What is needed: Copy every line of the data that contains the string "photo".

Given entries:
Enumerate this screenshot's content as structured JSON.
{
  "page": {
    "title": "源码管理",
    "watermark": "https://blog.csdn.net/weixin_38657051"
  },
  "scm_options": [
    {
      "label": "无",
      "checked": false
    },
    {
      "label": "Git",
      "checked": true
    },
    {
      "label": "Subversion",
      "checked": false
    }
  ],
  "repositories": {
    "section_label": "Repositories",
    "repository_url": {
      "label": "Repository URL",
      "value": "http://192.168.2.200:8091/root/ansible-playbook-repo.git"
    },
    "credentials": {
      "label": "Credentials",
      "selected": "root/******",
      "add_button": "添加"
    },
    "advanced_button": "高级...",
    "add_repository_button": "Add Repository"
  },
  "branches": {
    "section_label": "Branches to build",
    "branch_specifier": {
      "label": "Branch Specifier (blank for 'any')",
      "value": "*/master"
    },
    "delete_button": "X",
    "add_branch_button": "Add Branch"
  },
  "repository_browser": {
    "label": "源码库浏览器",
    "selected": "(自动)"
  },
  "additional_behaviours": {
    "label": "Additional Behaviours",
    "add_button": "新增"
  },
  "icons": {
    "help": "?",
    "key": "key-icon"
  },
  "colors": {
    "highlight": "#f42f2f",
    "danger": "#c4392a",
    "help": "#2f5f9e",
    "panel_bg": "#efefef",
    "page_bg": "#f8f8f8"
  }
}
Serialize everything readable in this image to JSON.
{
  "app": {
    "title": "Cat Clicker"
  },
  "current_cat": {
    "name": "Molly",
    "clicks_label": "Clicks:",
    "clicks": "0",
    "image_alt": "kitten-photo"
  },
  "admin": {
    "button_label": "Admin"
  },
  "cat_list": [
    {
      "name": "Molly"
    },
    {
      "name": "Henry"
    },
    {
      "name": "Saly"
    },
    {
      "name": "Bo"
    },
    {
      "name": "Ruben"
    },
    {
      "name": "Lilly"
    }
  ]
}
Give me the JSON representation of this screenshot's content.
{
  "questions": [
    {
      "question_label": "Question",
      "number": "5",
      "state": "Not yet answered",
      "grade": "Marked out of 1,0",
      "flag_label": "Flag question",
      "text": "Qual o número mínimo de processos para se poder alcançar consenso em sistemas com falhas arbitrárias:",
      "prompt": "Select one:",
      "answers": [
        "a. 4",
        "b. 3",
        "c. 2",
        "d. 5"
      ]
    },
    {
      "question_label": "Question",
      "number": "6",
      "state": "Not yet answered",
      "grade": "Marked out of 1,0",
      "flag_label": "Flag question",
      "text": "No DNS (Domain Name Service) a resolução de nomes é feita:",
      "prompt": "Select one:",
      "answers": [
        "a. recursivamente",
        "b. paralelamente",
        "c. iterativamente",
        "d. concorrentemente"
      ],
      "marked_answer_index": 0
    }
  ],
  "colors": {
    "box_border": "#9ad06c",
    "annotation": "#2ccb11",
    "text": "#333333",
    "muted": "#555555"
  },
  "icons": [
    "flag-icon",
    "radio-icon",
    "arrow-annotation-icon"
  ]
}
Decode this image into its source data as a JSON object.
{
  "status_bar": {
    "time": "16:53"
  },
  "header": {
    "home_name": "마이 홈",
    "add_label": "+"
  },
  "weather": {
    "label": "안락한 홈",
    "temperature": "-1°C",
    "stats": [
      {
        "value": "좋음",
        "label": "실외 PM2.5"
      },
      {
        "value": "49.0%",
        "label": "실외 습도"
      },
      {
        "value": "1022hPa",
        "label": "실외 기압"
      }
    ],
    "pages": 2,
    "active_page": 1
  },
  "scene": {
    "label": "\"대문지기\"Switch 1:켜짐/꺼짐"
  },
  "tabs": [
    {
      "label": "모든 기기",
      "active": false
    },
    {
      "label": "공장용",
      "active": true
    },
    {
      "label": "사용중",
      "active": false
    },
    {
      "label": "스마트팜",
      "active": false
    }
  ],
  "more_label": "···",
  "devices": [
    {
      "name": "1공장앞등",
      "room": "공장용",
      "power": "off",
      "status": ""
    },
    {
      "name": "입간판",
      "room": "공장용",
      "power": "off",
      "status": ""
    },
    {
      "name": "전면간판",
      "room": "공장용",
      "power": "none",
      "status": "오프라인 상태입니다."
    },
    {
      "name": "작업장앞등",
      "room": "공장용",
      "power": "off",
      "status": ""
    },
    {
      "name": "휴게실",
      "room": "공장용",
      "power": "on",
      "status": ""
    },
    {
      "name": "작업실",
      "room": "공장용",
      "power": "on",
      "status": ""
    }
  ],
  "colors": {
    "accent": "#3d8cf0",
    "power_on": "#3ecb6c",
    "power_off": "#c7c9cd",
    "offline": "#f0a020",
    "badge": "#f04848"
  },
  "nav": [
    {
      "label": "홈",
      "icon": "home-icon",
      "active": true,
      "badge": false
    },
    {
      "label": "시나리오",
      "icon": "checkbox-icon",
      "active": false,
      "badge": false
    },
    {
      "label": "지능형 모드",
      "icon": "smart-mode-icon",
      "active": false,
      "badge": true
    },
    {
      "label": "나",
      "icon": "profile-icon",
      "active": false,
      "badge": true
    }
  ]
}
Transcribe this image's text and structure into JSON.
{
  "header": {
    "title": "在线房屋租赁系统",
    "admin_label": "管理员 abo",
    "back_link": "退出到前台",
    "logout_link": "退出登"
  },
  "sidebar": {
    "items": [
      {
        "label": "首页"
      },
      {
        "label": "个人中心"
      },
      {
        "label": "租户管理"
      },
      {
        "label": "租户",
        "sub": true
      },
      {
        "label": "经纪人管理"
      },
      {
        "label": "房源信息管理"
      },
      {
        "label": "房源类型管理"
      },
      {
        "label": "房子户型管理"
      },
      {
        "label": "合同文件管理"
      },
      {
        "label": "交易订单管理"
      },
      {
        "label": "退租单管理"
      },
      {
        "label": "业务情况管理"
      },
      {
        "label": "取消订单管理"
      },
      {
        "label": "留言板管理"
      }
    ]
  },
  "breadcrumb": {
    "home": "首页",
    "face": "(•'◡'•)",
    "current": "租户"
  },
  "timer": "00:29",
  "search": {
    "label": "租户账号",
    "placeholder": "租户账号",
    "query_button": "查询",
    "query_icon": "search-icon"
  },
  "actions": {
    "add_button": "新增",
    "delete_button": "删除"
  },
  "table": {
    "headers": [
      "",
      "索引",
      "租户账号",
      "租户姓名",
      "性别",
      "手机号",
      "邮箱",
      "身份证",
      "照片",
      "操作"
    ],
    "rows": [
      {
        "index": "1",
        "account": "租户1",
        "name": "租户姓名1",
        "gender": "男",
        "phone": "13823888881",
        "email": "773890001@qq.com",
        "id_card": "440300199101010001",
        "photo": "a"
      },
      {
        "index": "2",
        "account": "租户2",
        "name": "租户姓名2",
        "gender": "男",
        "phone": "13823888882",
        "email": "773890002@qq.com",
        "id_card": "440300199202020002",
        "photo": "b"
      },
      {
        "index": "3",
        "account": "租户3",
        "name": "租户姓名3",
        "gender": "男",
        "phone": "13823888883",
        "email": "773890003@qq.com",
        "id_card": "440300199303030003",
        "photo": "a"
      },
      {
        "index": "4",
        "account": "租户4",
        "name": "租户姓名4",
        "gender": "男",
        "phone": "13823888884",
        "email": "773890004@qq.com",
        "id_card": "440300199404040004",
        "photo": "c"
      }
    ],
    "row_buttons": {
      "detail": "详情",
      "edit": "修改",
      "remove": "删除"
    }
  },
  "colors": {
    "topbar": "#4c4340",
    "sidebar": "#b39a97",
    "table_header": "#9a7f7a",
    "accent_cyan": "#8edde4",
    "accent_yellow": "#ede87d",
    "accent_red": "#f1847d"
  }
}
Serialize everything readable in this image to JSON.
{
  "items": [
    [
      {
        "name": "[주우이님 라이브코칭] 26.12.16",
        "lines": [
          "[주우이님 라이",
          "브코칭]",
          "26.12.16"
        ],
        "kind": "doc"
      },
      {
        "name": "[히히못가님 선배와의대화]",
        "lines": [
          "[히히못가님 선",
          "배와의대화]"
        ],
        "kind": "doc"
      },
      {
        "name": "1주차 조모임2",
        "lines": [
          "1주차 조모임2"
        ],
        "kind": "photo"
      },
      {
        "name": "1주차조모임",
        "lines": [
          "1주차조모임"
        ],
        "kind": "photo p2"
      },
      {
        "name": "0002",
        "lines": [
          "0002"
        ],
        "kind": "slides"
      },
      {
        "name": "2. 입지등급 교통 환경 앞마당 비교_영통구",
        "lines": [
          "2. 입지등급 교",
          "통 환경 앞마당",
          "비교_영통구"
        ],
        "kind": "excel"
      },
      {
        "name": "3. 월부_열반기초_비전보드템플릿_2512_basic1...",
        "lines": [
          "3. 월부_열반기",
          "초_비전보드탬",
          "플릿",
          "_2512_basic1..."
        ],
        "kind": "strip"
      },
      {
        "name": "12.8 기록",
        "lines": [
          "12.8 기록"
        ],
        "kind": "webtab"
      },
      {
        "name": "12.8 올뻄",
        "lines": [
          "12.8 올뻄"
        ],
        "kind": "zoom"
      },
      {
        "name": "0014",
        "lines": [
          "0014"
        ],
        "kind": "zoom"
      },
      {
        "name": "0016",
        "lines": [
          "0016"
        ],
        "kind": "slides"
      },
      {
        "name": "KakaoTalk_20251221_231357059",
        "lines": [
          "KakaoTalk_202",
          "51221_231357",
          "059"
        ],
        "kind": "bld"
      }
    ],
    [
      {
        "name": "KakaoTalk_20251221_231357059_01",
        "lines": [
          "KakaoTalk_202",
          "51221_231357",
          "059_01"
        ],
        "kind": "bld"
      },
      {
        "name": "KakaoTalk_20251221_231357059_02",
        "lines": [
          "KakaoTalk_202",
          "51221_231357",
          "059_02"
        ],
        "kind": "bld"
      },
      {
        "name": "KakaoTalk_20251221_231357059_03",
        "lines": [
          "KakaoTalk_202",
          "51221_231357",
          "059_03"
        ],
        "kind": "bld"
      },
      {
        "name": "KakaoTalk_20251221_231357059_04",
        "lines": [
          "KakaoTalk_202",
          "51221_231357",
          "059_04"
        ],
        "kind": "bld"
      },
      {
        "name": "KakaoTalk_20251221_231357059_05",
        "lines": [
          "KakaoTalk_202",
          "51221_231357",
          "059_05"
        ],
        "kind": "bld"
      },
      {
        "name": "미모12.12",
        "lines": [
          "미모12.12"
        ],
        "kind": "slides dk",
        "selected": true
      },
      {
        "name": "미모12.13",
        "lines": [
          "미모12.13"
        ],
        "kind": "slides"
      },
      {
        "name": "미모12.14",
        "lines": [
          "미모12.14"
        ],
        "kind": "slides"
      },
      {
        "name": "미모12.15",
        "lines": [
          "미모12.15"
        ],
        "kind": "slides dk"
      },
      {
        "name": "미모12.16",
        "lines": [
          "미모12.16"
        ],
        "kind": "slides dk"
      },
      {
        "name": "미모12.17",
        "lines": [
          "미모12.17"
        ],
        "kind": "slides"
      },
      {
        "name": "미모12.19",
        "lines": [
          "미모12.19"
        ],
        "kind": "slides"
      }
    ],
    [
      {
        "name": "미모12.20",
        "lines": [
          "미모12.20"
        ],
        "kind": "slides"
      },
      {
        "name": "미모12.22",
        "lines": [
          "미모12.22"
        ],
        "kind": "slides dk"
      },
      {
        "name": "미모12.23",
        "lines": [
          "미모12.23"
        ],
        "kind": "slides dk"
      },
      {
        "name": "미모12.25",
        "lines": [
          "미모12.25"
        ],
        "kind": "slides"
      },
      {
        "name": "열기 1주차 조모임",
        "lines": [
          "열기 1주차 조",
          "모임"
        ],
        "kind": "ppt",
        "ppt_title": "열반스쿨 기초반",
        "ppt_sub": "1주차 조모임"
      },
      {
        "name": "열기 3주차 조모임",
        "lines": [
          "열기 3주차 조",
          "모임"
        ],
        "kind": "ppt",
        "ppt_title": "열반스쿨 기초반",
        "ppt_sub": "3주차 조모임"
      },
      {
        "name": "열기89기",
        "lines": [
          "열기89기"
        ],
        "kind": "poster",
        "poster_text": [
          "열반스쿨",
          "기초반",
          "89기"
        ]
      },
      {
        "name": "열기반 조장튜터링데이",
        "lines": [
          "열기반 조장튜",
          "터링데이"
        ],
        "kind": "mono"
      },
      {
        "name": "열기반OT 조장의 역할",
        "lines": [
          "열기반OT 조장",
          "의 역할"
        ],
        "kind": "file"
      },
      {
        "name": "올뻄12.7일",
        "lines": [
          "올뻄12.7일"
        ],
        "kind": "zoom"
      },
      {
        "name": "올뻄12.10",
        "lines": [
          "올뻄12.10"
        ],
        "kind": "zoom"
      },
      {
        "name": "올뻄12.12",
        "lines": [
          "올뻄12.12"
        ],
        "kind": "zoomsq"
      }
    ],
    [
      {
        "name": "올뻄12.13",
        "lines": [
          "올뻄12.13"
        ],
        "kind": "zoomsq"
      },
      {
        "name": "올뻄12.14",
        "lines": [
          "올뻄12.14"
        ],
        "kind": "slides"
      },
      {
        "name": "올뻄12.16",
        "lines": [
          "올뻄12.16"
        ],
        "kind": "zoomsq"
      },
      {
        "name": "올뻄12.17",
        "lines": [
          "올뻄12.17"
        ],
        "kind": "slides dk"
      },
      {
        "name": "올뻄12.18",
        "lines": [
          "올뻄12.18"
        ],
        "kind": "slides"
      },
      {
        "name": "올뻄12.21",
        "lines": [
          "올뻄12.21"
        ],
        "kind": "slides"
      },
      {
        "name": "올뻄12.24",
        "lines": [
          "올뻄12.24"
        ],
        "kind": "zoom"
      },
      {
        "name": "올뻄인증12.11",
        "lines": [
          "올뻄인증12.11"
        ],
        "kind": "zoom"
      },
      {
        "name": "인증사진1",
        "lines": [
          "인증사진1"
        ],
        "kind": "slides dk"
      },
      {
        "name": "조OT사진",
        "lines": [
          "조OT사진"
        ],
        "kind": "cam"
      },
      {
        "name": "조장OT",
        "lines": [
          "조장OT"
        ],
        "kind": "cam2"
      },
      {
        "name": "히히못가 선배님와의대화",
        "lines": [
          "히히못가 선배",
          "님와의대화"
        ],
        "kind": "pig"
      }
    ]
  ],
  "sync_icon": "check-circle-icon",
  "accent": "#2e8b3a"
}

Finished exercise:
    "image_alt": "kitten-photo"
        "photo": "a"
        "photo": "b"
        "photo": "a"
        "photo": "c"
        "kind": "photo"
        "kind": "photo p2"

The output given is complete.